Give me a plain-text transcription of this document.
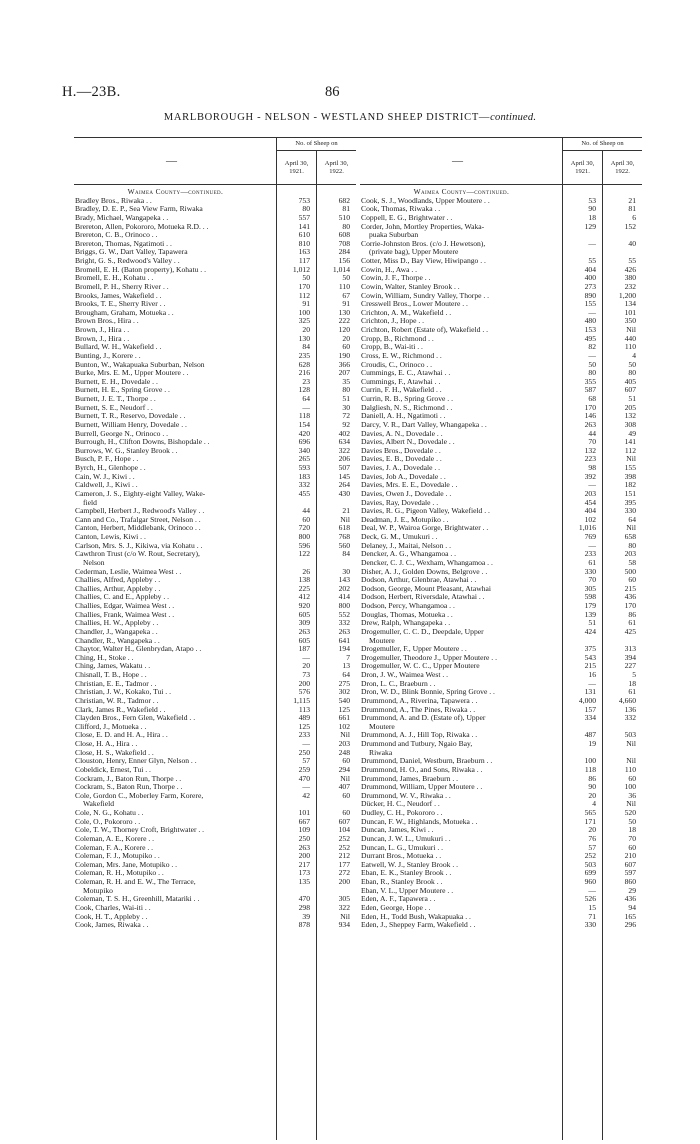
H.—23B.	86
MARLBOROUGH - NELSON - WESTLAND SHEEP DISTRICT—continued.
—
No. of Sheep on
April 30, 1921.
April 30, 1922.
Waimea County—continued.
Bradley Bros., Riwaka . .	753	682
Bradley, D. E. P., Sea View Farm, Riwaka	80	81
Brady, Michael, Wangapeka . .	557	510
Brereton, Allen, Pokororo, Motueka R.D. . .	141	80
Brereton, C. B., Orinoco . .	610	608
Brereton, Thomas, Ngatimoti . .	810	708
Briggs, G. W., Dart Valley, Tapawera	163	284
Bright, G. S., Redwood's Valley . .	117	156
Bromell, E. H. (Baton property), Kohatu . .	1,012	1,014
Bromell, E. H., Kohatu . .	50	50
Bromell, P. H., Sherry River . .	170	110
Brooks, James, Wakefield . .	112	67
Brooks, T. E., Sherry River . .	91	91
Brougham, Graham, Motueka . .	100	130
Brown Bros., Hira . .	325	222
Brown, J., Hira . .	20	120
Brown, J., Hira . .	130	20
Bullard, W. H., Wakefield . .	84	60
Bunting, J., Korere . .	235	190
Bunton, W., Wakapuaka Suburban, Nelson	628	366
Burke, Mrs. E. M., Upper Moutere . .	216	207
Burnett, E. H., Dovedale . .	23	35
Burnett, H. E., Spring Grove . .	128	80
Burnett, J. E. T., Thorpe . .	64	51
Burnett, S. E., Neudorf . .	—	30
Burnett, T. R., Reservo, Dovedale . .	118	72
Burnett, William Henry, Dovedale . .	154	92
Burrell, George N., Orinoco . .	420	402
Burrough, H., Clifton Downs, Bishopdale . .	696	634
Burrows, W. G., Stanley Brook . .	340	322
Busch, P. F., Hope . .	265	206
Byrch, H., Glenhope . .	593	507
Cain, W. J., Kiwi . .	183	145
Caldwell, J., Kiwi . .	332	264
Cameron, J. S., Eighty-eight Valley, Wake-	455	430
field
Campbell, Herbert J., Redwood's Valley . .	44	21
Cann and Co., Trafalgar Street, Nelson . .	60	Nil
Canton, Herbert, Middlebank, Orinoco . .	720	618
Canton, Lewis, Kiwi . .	800	768
Carlson, Mrs. S. J., Kikiwa, via Kohatu . .	596	560
Cawthron Trust (c/o W. Rout, Secretary),	122	84
Nelson
Cederman, Leslie, Waimea West . .	26	30
Challies, Alfred, Appleby . .	138	143
Challies, Arthur, Appleby . .	225	202
Challies, C. and E., Appleby . .	412	414
Challies, Edgar, Waimea West . .	920	800
Challies, Frank, Waimea West . .	605	552
Challies, H. W., Appleby . .	309	332
Chandler, J., Wangapeka . .	263	263
Chandler, R., Wangapeka . .	605	641
Chaytor, Walter H., Glenbrydan, Atapo . .	187	194
Ching, H., Stoke . .	—	7
Ching, James, Wakatu . .	20	13
Chisnall, T. B., Hope . .	73	64
Christian, E. E., Tadmor . .	200	275
Christian, J. W., Kokako, Tui . .	576	302
Christian, W. R., Tadmor . .	1,115	540
Clark, James R., Wakefield . .	113	125
Clayden Bros., Fern Glen, Wakefield . .	489	661
Clifford, J., Motueka . .	125	102
Close, E. D. and H. A., Hira . .	233	Nil
Close, H. A., Hira . .	—	203
Close, H. S., Wakefield . .	250	248
Clouston, Henry, Enner Glyn, Nelson . .	57	60
Cobeldick, Ernest, Tui . .	259	294
Cockram, J., Baton Run, Thorpe . .	470	Nil
Cockram, S., Baton Run, Thorpe . .	—	407
Cole, Gordon C., Moberley Farm, Korere,	42	60
Wakefield
Cole, N. G., Kohatu . .	101	60
Cole, O., Pokororo . .	667	607
Cole, T. W., Thorney Croft, Brightwater . .	109	104
Coleman, A. E., Korere . .	250	252
Coleman, F. A., Korere . .	263	252
Coleman, F. J., Motupiko . .	200	212
Coleman, Mrs. Jane, Motupiko . .	217	177
Coleman, R. H., Motupiko . .	173	272
Coleman, R. H. and E. W., The Terrace,	135	200
Motupiko
Coleman, T. S. H., Greenhill, Matariki . .	470	305
Cook, Charles, Wai-iti . .	298	322
Cook, H. T., Appleby . .	39	Nil
Cook, James, Riwaka . .	878	934
—
No. of Sheep on
April 30, 1921.
April 30, 1922.
Waimea County—continued.
Cook, S. J., Woodlands, Upper Moutere . .	53	21
Cook, Thomas, Riwaka . .	90	81
Coppell, E. G., Brightwater . .	18	6
Corder, John, Mortley Properties, Waka-	129	152
puaka Suburban
Corrie-Johnston Bros. (c/o J. Hewetson),	—	40
(private bag), Upper Moutere
Cotter, Miss D., Bay View, Hiwipango . .	55	55
Cowin, H., Awa . .	404	426
Cowin, J. F., Thorpe . .	400	380
Cowin, Walter, Stanley Brook . .	273	232
Cowin, William, Sundry Valley, Thorpe . .	890	1,200
Cresswell Bros., Lower Moutere . .	155	134
Crichton, A. M., Wakefield . .	—	101
Crichton, J., Hope . .	480	350
Crichton, Robert (Estate of), Wakefield . .	153	Nil
Cropp, B., Richmond . .	495	440
Cropp, B., Wai-iti . .	82	110
Cross, E. W., Richmond . .	—	4
Croudis, C., Orinoco . .	50	50
Cummings, E. C., Atawhai . .	80	80
Cummings, F., Atawhai . .	355	405
Currin, F. H., Wakefield . .	587	607
Currin, R. B., Spring Grove . .	68	51
Dalgliesh, N. S., Richmond . .	170	205
Daniell, A. H., Ngatimoti . .	146	132
Darcy, V. R., Dart Valley, Whangapeka . .	263	308
Davies, A. N., Dovedale . .	44	49
Davies, Albert N., Dovedale . .	70	141
Davies Bros., Dovedale . .	132	112
Davies, E. B., Dovedale . .	223	Nil
Davies, J. A., Dovedale . .	98	155
Davies, Job A., Dovedale . .	392	398
Davies, Mrs. E. E., Dovedale . .	—	182
Davies, Owen J., Dovedale . .	203	151
Davies, Ray, Dovedale . .	454	395
Davies, R. G., Pigeon Valley, Wakefield . .	404	330
Deadman, J. E., Motupiko . .	102	64
Deal, W. P., Wairoa Gorge, Brightwater . .	1,016	Nil
Deck, G. M., Umukuri . .	769	658
Delaney, J., Maitai, Nelson . .	—	80
Dencker, A. G., Whangamoa . .	233	203
Dencker, C. J. C., Wexham, Whangamoa . .	61	58
Disher, A. J., Golden Downs, Belgrove . .	330	500
Dodson, Arthur, Glenbrae, Atawhai . .	70	60
Dodson, George, Mount Pleasant, Atawhai	305	215
Dodson, Herbert, Riversdale, Atawhai . .	598	436
Dodson, Percy, Whangamoa . .	179	170
Douglas, Thomas, Motueka . .	139	86
Drew, Ralph, Whangapeka . .	51	61
Drogemuller, C. C. D., Deepdale, Upper	424	425
Moutere
Drogemuller, F., Upper Moutere . .	375	313
Drogemuller, Theodore J., Upper Moutere . .	543	394
Drogemuller, W. C. C., Upper Moutere	215	227
Dron, J. W., Waimea West . .	16	5
Dron, L. C., Braeburn . .	—	18
Dron, W. D., Blink Bonnie, Spring Grove . .	131	61
Drummond, A., Riverina, Tapawera . .	4,000	4,660
Drummond, A., The Pines, Riwaka . .	157	136
Drummond, A. and D. (Estate of), Upper	334	332
Moutere
Drummond, A. J., Hill Top, Riwaka . .	487	503
Drummond and Tutbury, Ngaio Bay,	19	Nil
Riwaka
Drummond, Daniel, Westburn, Braeburn . .	100	Nil
Drummond, H. O., and Sons, Riwaka . .	118	110
Drummond, James, Braeburn . .	86	60
Drummond, William, Upper Moutere . .	90	100
Drummond, W. V., Riwaka . .	20	36
Dücker, H. C., Neudorf . .	4	Nil
Dudley, C. H., Pokororo . .	565	520
Duncan, F. W., Highlands, Motueka . .	171	50
Duncan, James, Kiwi . .	20	18
Duncan, J. W. L., Umukuri . .	76	70
Duncan, L. G., Umukuri . .	57	60
Durrant Bros., Motueka . .	252	210
Eatwell, W. J., Stanley Brook . .	503	607
Eban, E. K., Stanley Brook . .	699	597
Eban, R., Stanley Brook . .	960	860
Eban, V. L., Upper Moutere . .	—	29
Eden, A. F., Tapawera . .	526	436
Eden, George, Hope . .	15	94
Eden, H., Todd Bush, Wakapuaka . .	71	165
Eden, J., Sheppey Farm, Wakefield . .	330	296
# # #
The word "Davies" appears in how many lines of the records? Give the number only.

TASK RESULT
10